▶ **Raw data**:
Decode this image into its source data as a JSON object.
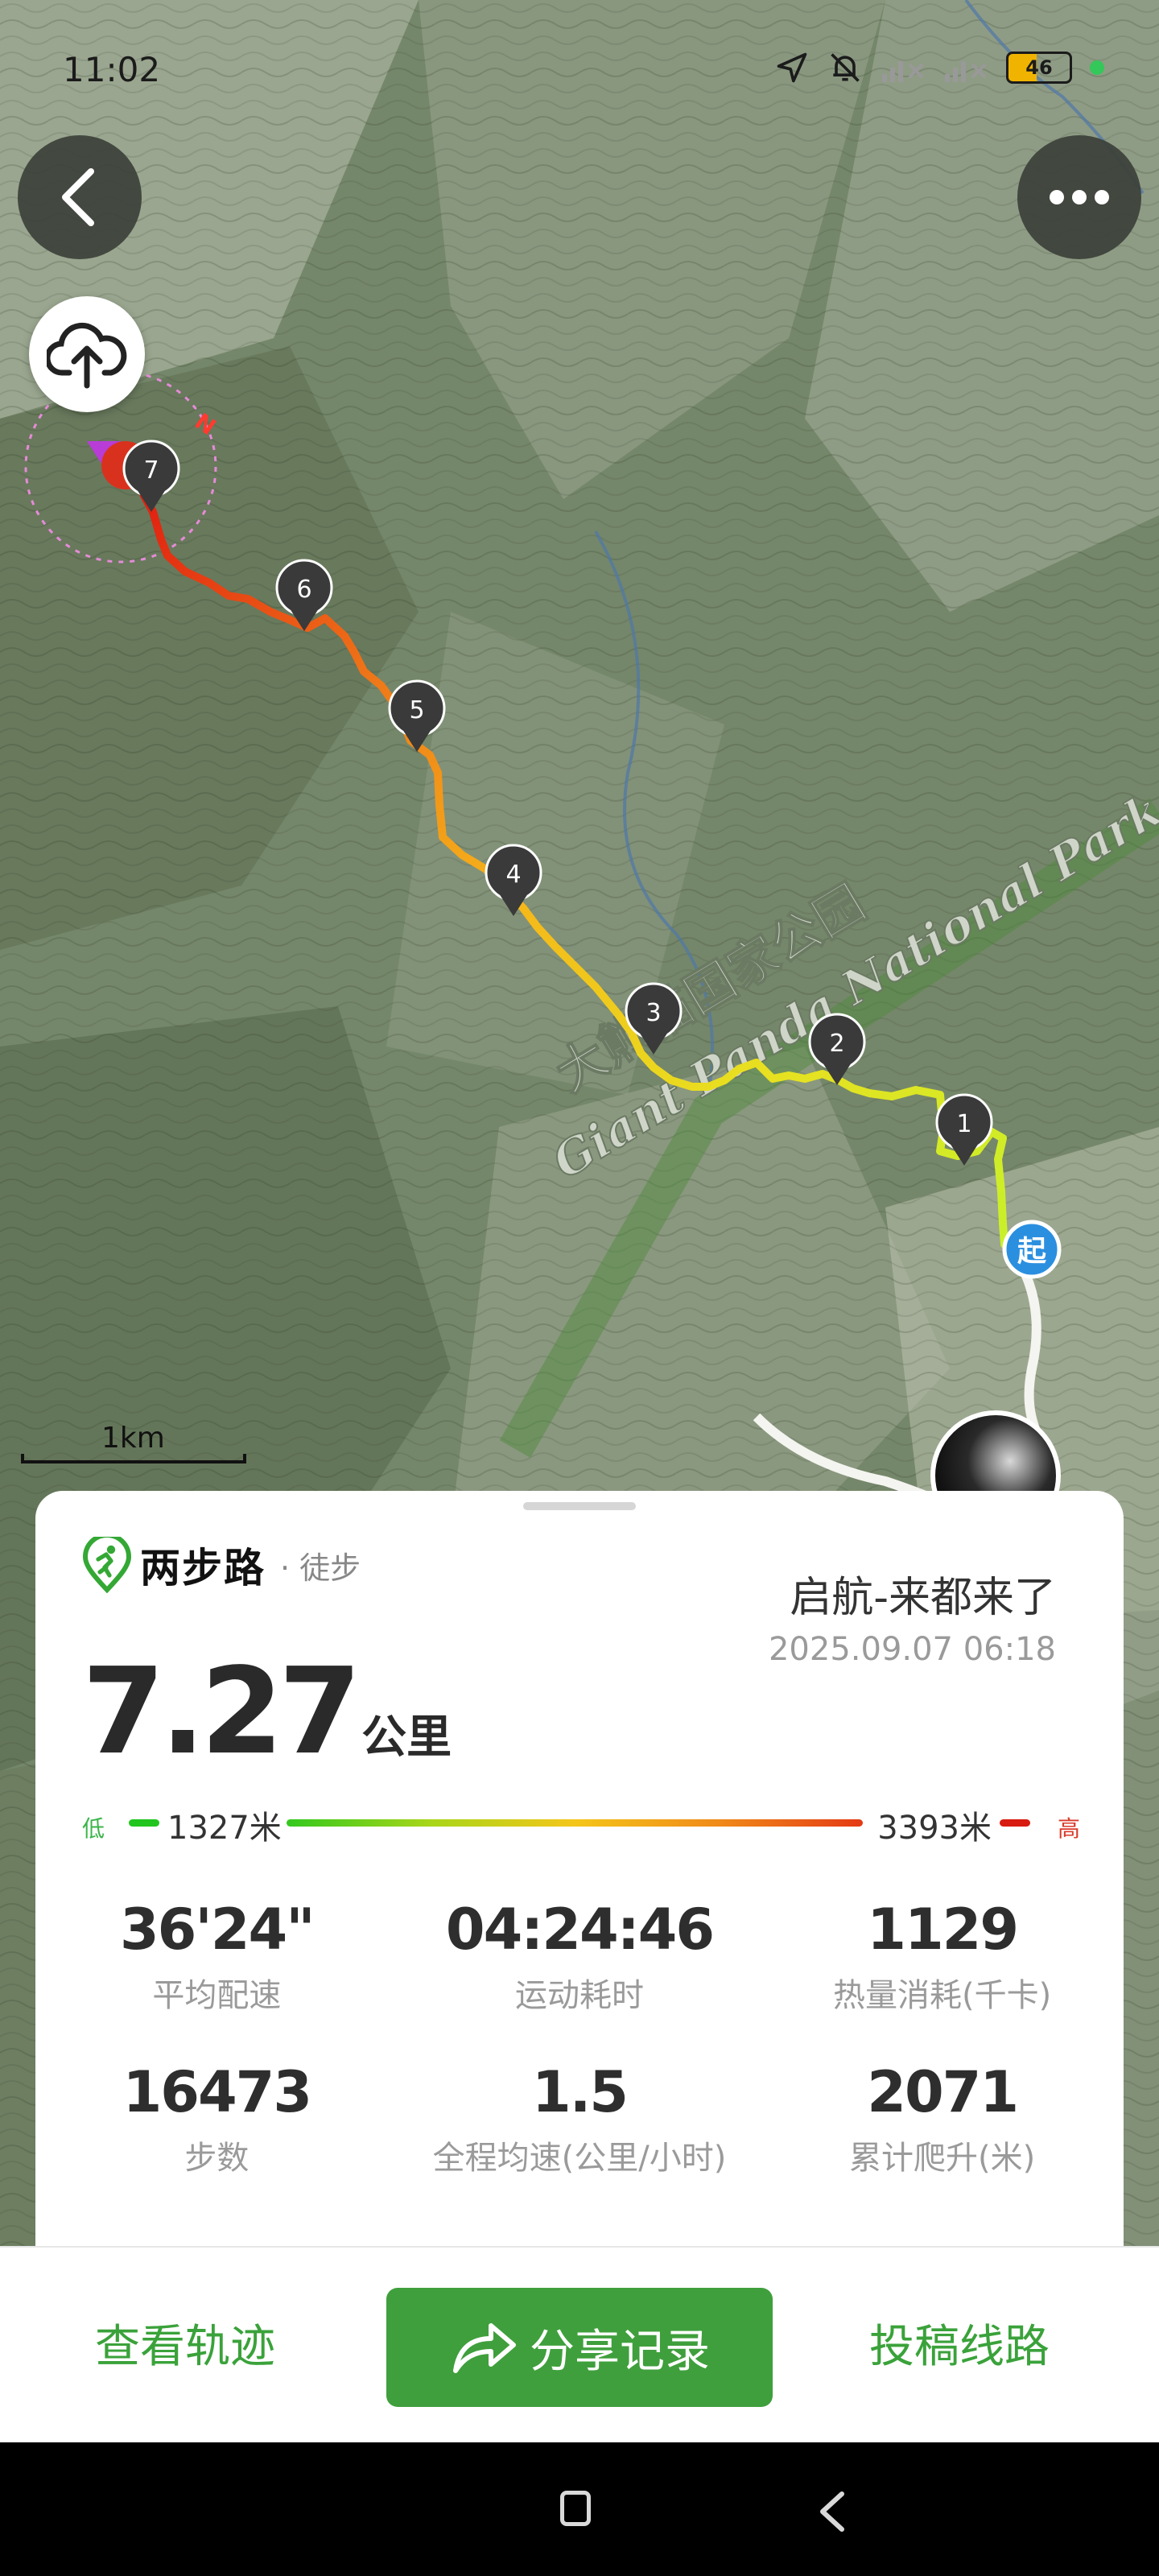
{
  "status_bar": {
    "time": "11:02",
    "battery": "46"
  },
  "map": {
    "park_label_cn": "大熊猫国家公园",
    "park_label_en": "Giant Panda National Park",
    "start_marker": "起",
    "compass": "N",
    "waypoints": [
      "1",
      "2",
      "3",
      "4",
      "5",
      "6",
      "7"
    ],
    "scale_label": "1km",
    "icons": [
      "back-arrow-icon",
      "more-icon",
      "cloud-upload-icon"
    ]
  },
  "card": {
    "brand_name": "两步路",
    "brand_type": "· 徒步",
    "title": "启航-来都来了",
    "date": "2025.09.07 06:18",
    "distance": "7.27",
    "distance_unit": "公里",
    "elevation": {
      "low_tag": "低",
      "high_tag": "高",
      "min": "1327米",
      "max": "3393米"
    },
    "stats": [
      {
        "value": "36'24\"",
        "label": "平均配速"
      },
      {
        "value": "04:24:46",
        "label": "运动耗时"
      },
      {
        "value": "1129",
        "label": "热量消耗(千卡)"
      },
      {
        "value": "16473",
        "label": "步数"
      },
      {
        "value": "1.5",
        "label": "全程均速(公里/小时)"
      },
      {
        "value": "2071",
        "label": "累计爬升(米)"
      }
    ]
  },
  "actions": {
    "view_track": "查看轨迹",
    "share": "分享记录",
    "submit": "投稿线路"
  },
  "colors": {
    "brand_green": "#3f9f3c",
    "text_green": "#3aa23a"
  }
}
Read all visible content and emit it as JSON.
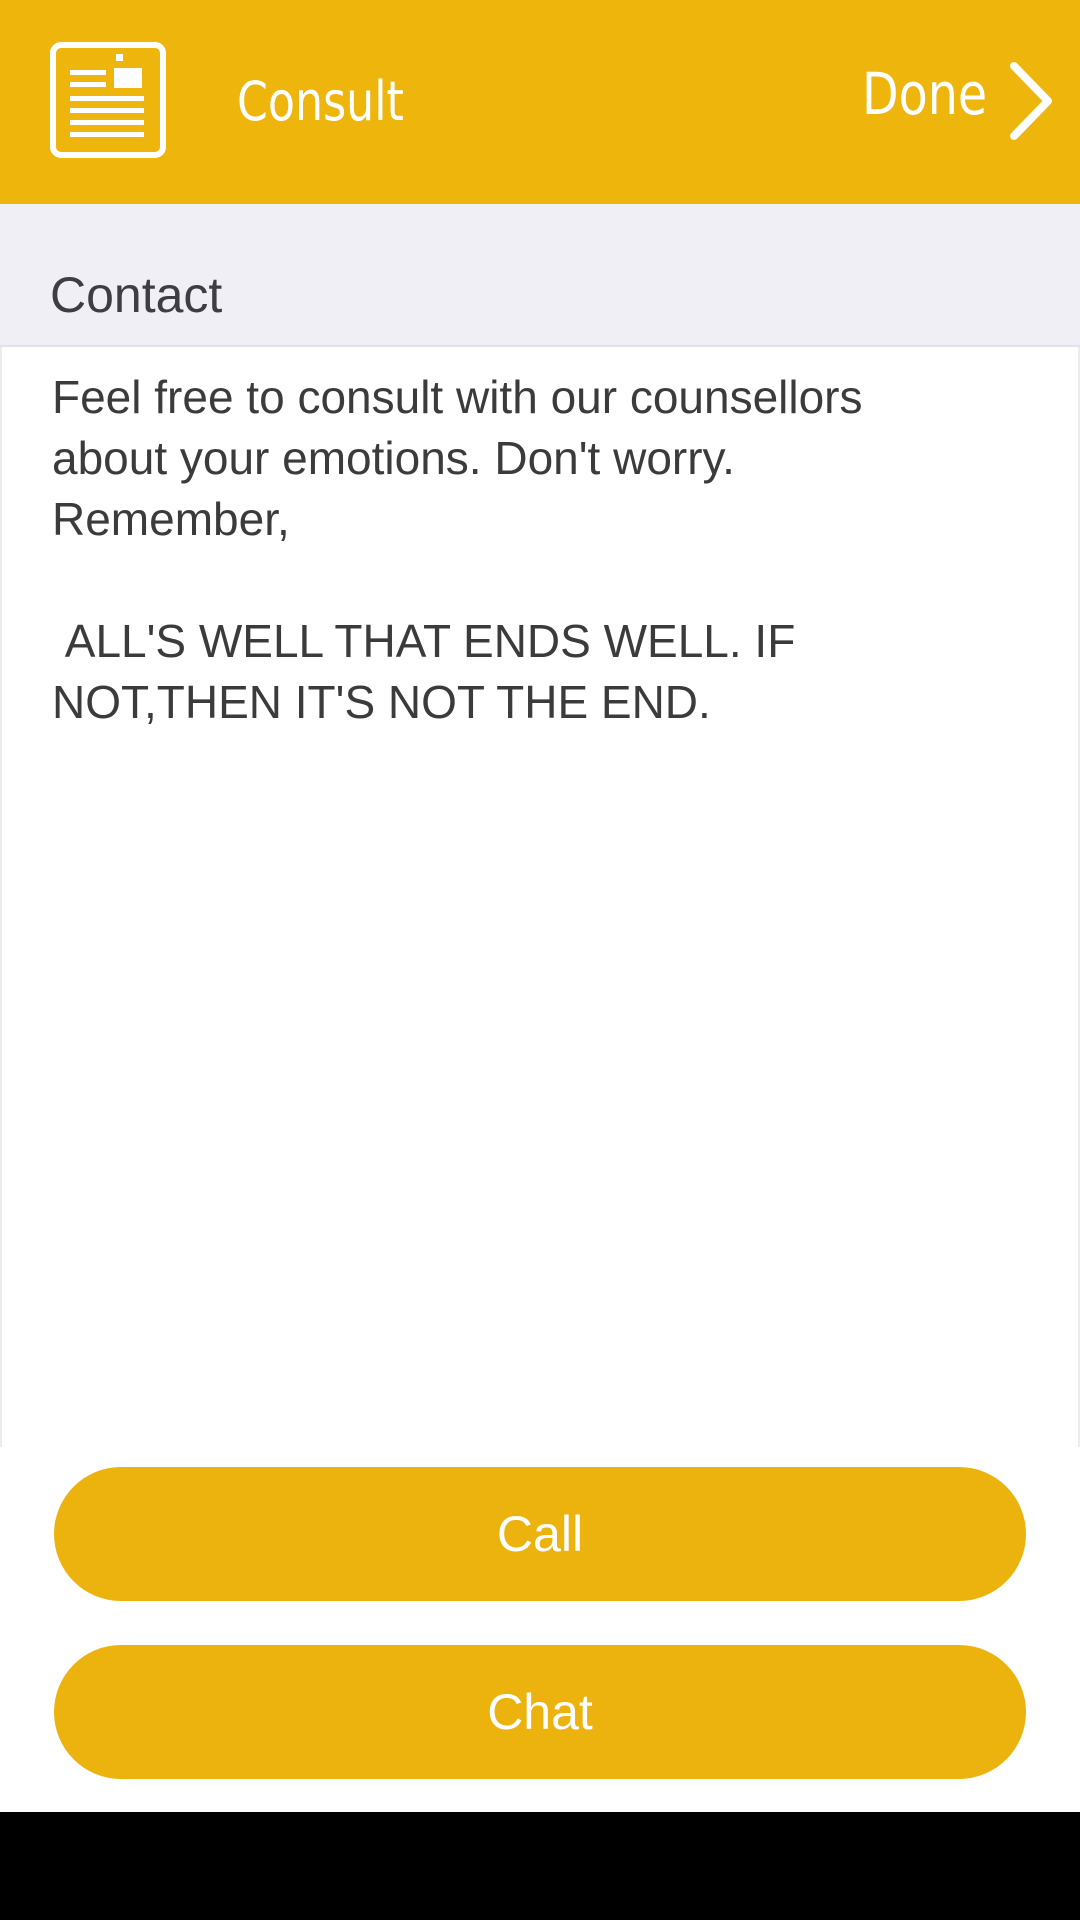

▶ **Work to be completed**:
Copy out all lines that carry the word "JSON".

▶ **Response to the task**:
Decode this image into its source data as a JSON object.
Read all visible content and emit it as JSON.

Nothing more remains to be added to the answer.